## Instructions to follow:
All lines below must be repeated exactly, with the pictures omitted.

<<<<

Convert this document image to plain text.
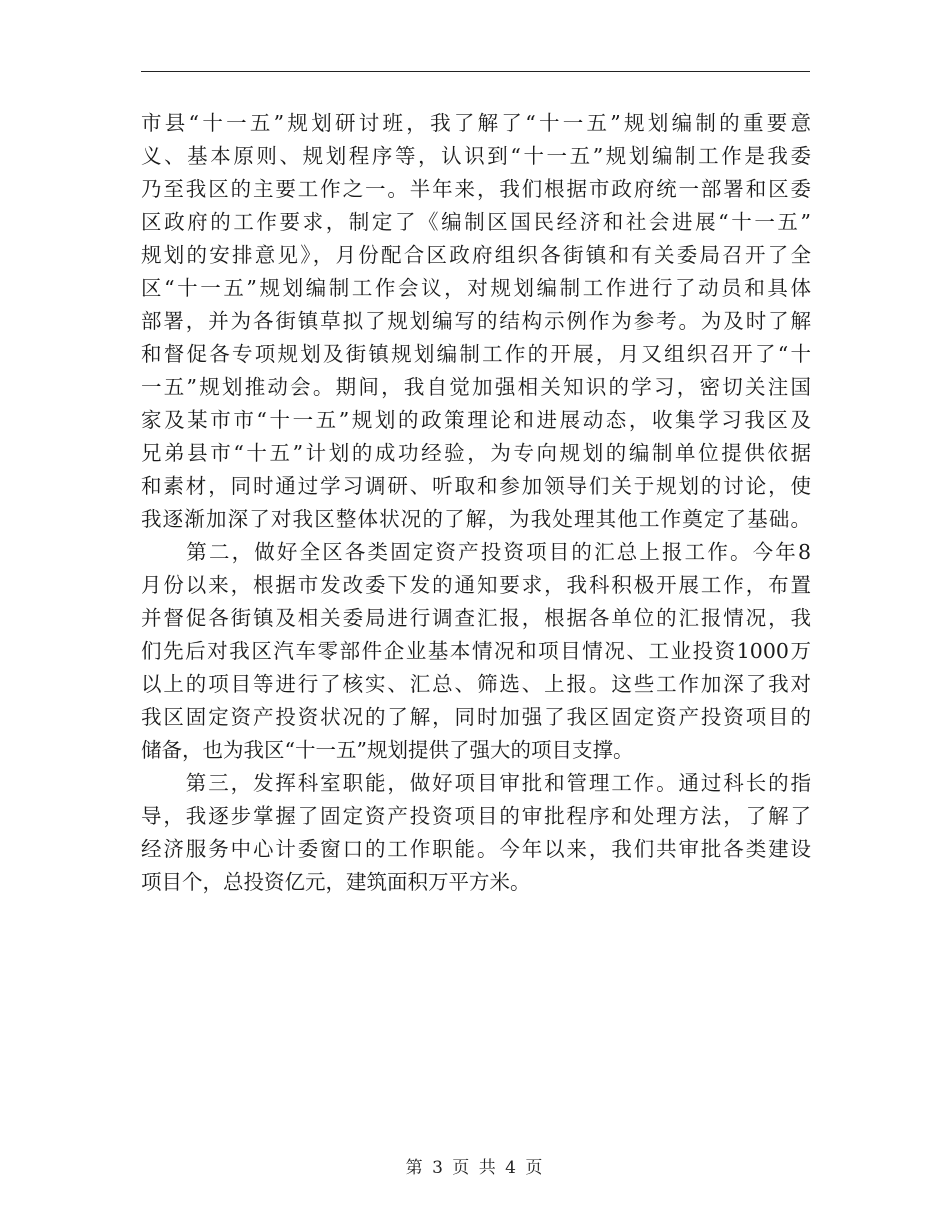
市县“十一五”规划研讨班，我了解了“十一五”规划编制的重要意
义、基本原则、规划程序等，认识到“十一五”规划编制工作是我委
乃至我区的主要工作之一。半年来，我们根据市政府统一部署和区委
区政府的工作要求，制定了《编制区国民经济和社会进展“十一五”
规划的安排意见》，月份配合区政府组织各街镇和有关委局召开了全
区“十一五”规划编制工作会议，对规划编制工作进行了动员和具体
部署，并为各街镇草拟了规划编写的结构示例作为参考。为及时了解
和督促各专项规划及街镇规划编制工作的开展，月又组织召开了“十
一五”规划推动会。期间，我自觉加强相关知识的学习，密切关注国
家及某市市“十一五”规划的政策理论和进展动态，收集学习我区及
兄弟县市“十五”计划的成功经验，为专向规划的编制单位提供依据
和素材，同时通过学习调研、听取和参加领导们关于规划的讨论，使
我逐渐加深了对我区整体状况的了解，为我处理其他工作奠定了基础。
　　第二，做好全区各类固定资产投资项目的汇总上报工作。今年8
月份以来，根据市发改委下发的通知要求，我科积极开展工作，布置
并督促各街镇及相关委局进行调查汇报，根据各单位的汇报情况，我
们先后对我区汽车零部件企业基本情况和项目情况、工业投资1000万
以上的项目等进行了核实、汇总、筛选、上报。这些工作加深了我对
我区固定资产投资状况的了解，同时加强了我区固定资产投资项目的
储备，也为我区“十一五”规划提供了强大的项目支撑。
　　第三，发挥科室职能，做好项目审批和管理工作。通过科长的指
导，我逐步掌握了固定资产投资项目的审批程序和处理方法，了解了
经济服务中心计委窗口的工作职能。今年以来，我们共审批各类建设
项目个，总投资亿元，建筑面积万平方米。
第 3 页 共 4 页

>>>>

## The completed task:
Convert this document image to plain text.
市县“十一五”规划研讨班，我了解了“十一五”规划编制的重要意
义、基本原则、规划程序等，认识到“十一五”规划编制工作是我委
乃至我区的主要工作之一。半年来，我们根据市政府统一部署和区委
区政府的工作要求，制定了《编制区国民经济和社会进展“十一五”
规划的安排意见》，月份配合区政府组织各街镇和有关委局召开了全
区“十一五”规划编制工作会议，对规划编制工作进行了动员和具体
部署，并为各街镇草拟了规划编写的结构示例作为参考。为及时了解
和督促各专项规划及街镇规划编制工作的开展，月又组织召开了“十
一五”规划推动会。期间，我自觉加强相关知识的学习，密切关注国
家及某市市“十一五”规划的政策理论和进展动态，收集学习我区及
兄弟县市“十五”计划的成功经验，为专向规划的编制单位提供依据
和素材，同时通过学习调研、听取和参加领导们关于规划的讨论，使
我逐渐加深了对我区整体状况的了解，为我处理其他工作奠定了基础。
　　第二，做好全区各类固定资产投资项目的汇总上报工作。今年8
月份以来，根据市发改委下发的通知要求，我科积极开展工作，布置
并督促各街镇及相关委局进行调查汇报，根据各单位的汇报情况，我
们先后对我区汽车零部件企业基本情况和项目情况、工业投资1000万
以上的项目等进行了核实、汇总、筛选、上报。这些工作加深了我对
我区固定资产投资状况的了解，同时加强了我区固定资产投资项目的
储备，也为我区“十一五”规划提供了强大的项目支撑。
　　第三，发挥科室职能，做好项目审批和管理工作。通过科长的指
导，我逐步掌握了固定资产投资项目的审批程序和处理方法，了解了
经济服务中心计委窗口的工作职能。今年以来，我们共审批各类建设
项目个，总投资亿元，建筑面积万平方米。
第 3 页 共 4 页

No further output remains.